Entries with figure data
■ ■ ■

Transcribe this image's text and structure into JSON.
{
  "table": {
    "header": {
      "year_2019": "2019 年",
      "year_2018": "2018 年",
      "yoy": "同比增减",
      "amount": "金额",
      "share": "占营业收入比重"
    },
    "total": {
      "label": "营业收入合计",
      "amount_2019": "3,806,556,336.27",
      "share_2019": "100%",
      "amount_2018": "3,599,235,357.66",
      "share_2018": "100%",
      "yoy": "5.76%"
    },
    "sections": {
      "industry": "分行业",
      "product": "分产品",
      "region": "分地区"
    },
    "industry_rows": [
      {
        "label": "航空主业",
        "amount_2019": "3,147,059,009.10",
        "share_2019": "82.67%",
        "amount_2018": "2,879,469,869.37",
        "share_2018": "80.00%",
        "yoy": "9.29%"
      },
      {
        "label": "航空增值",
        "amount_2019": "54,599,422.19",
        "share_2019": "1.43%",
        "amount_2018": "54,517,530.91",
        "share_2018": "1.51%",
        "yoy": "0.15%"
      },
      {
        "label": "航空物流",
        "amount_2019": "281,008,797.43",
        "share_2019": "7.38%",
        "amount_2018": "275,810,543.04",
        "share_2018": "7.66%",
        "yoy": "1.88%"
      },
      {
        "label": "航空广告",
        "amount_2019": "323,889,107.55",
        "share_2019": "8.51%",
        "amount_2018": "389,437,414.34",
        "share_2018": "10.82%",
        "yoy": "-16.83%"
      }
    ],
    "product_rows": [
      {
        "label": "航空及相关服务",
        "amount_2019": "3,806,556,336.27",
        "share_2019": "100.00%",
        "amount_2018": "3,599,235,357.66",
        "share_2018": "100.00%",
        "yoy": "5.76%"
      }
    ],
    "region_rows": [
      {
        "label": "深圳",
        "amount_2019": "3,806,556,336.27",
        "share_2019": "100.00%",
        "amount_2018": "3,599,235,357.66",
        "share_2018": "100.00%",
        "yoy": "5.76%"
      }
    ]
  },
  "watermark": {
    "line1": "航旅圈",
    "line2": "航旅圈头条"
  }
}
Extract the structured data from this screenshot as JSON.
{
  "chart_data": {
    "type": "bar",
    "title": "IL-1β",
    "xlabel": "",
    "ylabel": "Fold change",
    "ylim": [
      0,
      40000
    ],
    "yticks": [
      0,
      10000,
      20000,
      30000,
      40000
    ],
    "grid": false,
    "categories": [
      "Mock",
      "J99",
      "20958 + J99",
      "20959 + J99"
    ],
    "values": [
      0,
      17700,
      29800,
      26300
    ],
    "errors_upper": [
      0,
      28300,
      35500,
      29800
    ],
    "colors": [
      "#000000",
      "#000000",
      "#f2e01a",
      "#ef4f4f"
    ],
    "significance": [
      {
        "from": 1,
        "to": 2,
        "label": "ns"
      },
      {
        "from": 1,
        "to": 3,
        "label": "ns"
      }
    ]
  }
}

■ ■ ■

Reproduce every record above exactly as it appears.

Transcribe this image's text and structure into JSON.
{
  "table": {
    "header": {
      "year_2019": "2019 年",
      "year_2018": "2018 年",
      "yoy": "同比增减",
      "amount": "金额",
      "share": "占营业收入比重"
    },
    "total": {
      "label": "营业收入合计",
      "amount_2019": "3,806,556,336.27",
      "share_2019": "100%",
      "amount_2018": "3,599,235,357.66",
      "share_2018": "100%",
      "yoy": "5.76%"
    },
    "sections": {
      "industry": "分行业",
      "product": "分产品",
      "region": "分地区"
    },
    "industry_rows": [
      {
        "label": "航空主业",
        "amount_2019": "3,147,059,009.10",
        "share_2019": "82.67%",
        "amount_2018": "2,879,469,869.37",
        "share_2018": "80.00%",
        "yoy": "9.29%"
      },
      {
        "label": "航空增值",
        "amount_2019": "54,599,422.19",
        "share_2019": "1.43%",
        "amount_2018": "54,517,530.91",
        "share_2018": "1.51%",
        "yoy": "0.15%"
      },
      {
        "label": "航空物流",
        "amount_2019": "281,008,797.43",
        "share_2019": "7.38%",
        "amount_2018": "275,810,543.04",
        "share_2018": "7.66%",
        "yoy": "1.88%"
      },
      {
        "label": "航空广告",
        "amount_2019": "323,889,107.55",
        "share_2019": "8.51%",
        "amount_2018": "389,437,414.34",
        "share_2018": "10.82%",
        "yoy": "-16.83%"
      }
    ],
    "product_rows": [
      {
        "label": "航空及相关服务",
        "amount_2019": "3,806,556,336.27",
        "share_2019": "100.00%",
        "amount_2018": "3,599,235,357.66",
        "share_2018": "100.00%",
        "yoy": "5.76%"
      }
    ],
    "region_rows": [
      {
        "label": "深圳",
        "amount_2019": "3,806,556,336.27",
        "share_2019": "100.00%",
        "amount_2018": "3,599,235,357.66",
        "share_2018": "100.00%",
        "yoy": "5.76%"
      }
    ]
  },
  "watermark": {
    "line1": "航旅圈",
    "line2": "航旅圈头条"
  }
}
Extract the structured data from this screenshot as JSON.
{
  "chart_data": {
    "type": "bar",
    "title": "IL-1β",
    "xlabel": "",
    "ylabel": "Fold change",
    "ylim": [
      0,
      40000
    ],
    "yticks": [
      0,
      10000,
      20000,
      30000,
      40000
    ],
    "grid": false,
    "categories": [
      "Mock",
      "J99",
      "20958 + J99",
      "20959 + J99"
    ],
    "values": [
      0,
      17700,
      29800,
      26300
    ],
    "errors_upper": [
      0,
      28300,
      35500,
      29800
    ],
    "colors": [
      "#000000",
      "#000000",
      "#f2e01a",
      "#ef4f4f"
    ],
    "significance": [
      {
        "from": 1,
        "to": 2,
        "label": "ns"
      },
      {
        "from": 1,
        "to": 3,
        "label": "ns"
      }
    ]
  }
}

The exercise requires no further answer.